(Data items)
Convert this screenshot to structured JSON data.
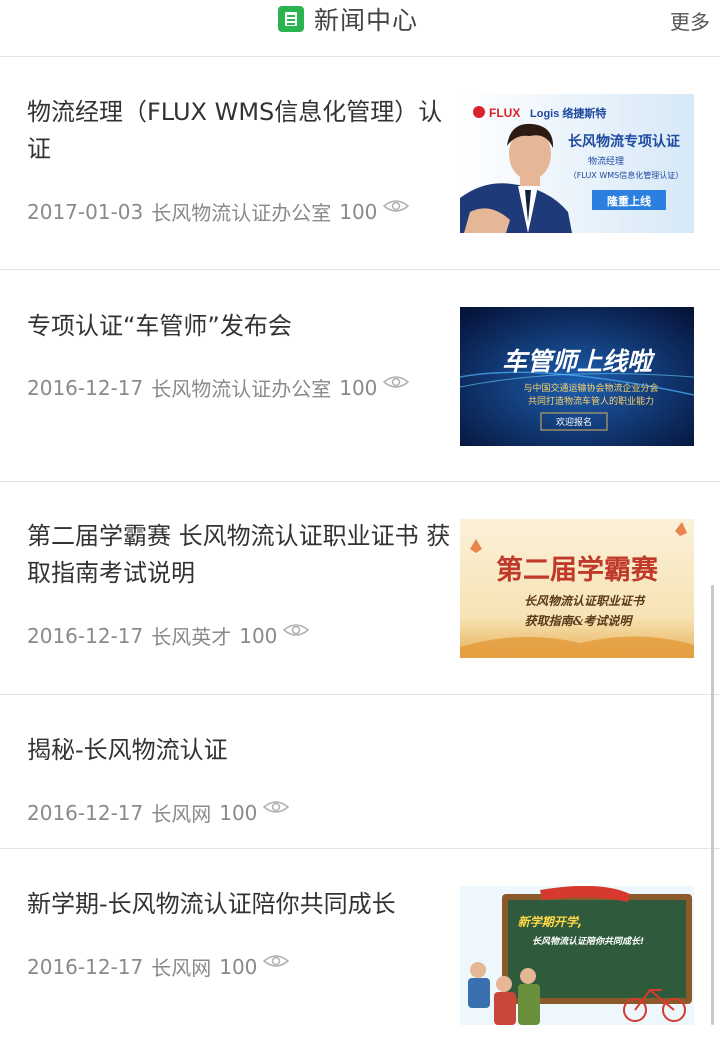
{
  "header": {
    "title": "新闻中心",
    "more_label": "更多"
  },
  "items": [
    {
      "title_line1": "物流经理（FLUX WMS信息化管理）认",
      "title_line2": "证",
      "date": "2017-01-03",
      "source": "长风物流认证办公室",
      "views": "100",
      "thumb": {
        "brand": "FLUX",
        "brand2": "Logis 络捷斯特",
        "heading": "长风物流专项认证",
        "sub1": "物流经理",
        "sub2": "（FLUX WMS信息化管理认证）",
        "badge": "隆重上线"
      }
    },
    {
      "title_line1": "专项认证“车管师”发布会",
      "title_line2": "",
      "date": "2016-12-17",
      "source": "长风物流认证办公室",
      "views": "100",
      "thumb": {
        "heading": "车管师上线啦",
        "sub1": "与中国交通运输协会物流企业分会",
        "sub2": "共同打造物流车管人的职业能力",
        "badge": "欢迎报名"
      }
    },
    {
      "title_line1": "第二届学霸赛 长风物流认证职业证书 获",
      "title_line2": "取指南考试说明",
      "date": "2016-12-17",
      "source": "长风英才",
      "views": "100",
      "thumb": {
        "heading": "第二届学霸赛",
        "sub1": "长风物流认证职业证书",
        "sub2": "获取指南&考试说明"
      }
    },
    {
      "title_line1": "揭秘-长风物流认证",
      "title_line2": "",
      "date": "2016-12-17",
      "source": "长风网",
      "views": "100"
    },
    {
      "title_line1": "新学期-长风物流认证陪你共同成长",
      "title_line2": "",
      "date": "2016-12-17",
      "source": "长风网",
      "views": "100",
      "thumb": {
        "heading": "新学期开学,",
        "sub1": "长风物流认证陪你共同成长!"
      }
    }
  ],
  "colors": {
    "accent": "#2bb34f",
    "meta": "#8a8a8a",
    "divider": "#e2e2e2"
  }
}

### GIVEN EXERCISE
Print all of the entries word for word. Skip any images they contain.

### THE RESPONSE
Convert this screenshot to structured JSON data.
{
  "header": {
    "title": "新闻中心",
    "more_label": "更多"
  },
  "items": [
    {
      "title_line1": "物流经理（FLUX WMS信息化管理）认",
      "title_line2": "证",
      "date": "2017-01-03",
      "source": "长风物流认证办公室",
      "views": "100",
      "thumb": {
        "brand": "FLUX",
        "brand2": "Logis 络捷斯特",
        "heading": "长风物流专项认证",
        "sub1": "物流经理",
        "sub2": "（FLUX WMS信息化管理认证）",
        "badge": "隆重上线"
      }
    },
    {
      "title_line1": "专项认证“车管师”发布会",
      "title_line2": "",
      "date": "2016-12-17",
      "source": "长风物流认证办公室",
      "views": "100",
      "thumb": {
        "heading": "车管师上线啦",
        "sub1": "与中国交通运输协会物流企业分会",
        "sub2": "共同打造物流车管人的职业能力",
        "badge": "欢迎报名"
      }
    },
    {
      "title_line1": "第二届学霸赛 长风物流认证职业证书 获",
      "title_line2": "取指南考试说明",
      "date": "2016-12-17",
      "source": "长风英才",
      "views": "100",
      "thumb": {
        "heading": "第二届学霸赛",
        "sub1": "长风物流认证职业证书",
        "sub2": "获取指南&考试说明"
      }
    },
    {
      "title_line1": "揭秘-长风物流认证",
      "title_line2": "",
      "date": "2016-12-17",
      "source": "长风网",
      "views": "100"
    },
    {
      "title_line1": "新学期-长风物流认证陪你共同成长",
      "title_line2": "",
      "date": "2016-12-17",
      "source": "长风网",
      "views": "100",
      "thumb": {
        "heading": "新学期开学,",
        "sub1": "长风物流认证陪你共同成长!"
      }
    }
  ],
  "colors": {
    "accent": "#2bb34f",
    "meta": "#8a8a8a",
    "divider": "#e2e2e2"
  }
}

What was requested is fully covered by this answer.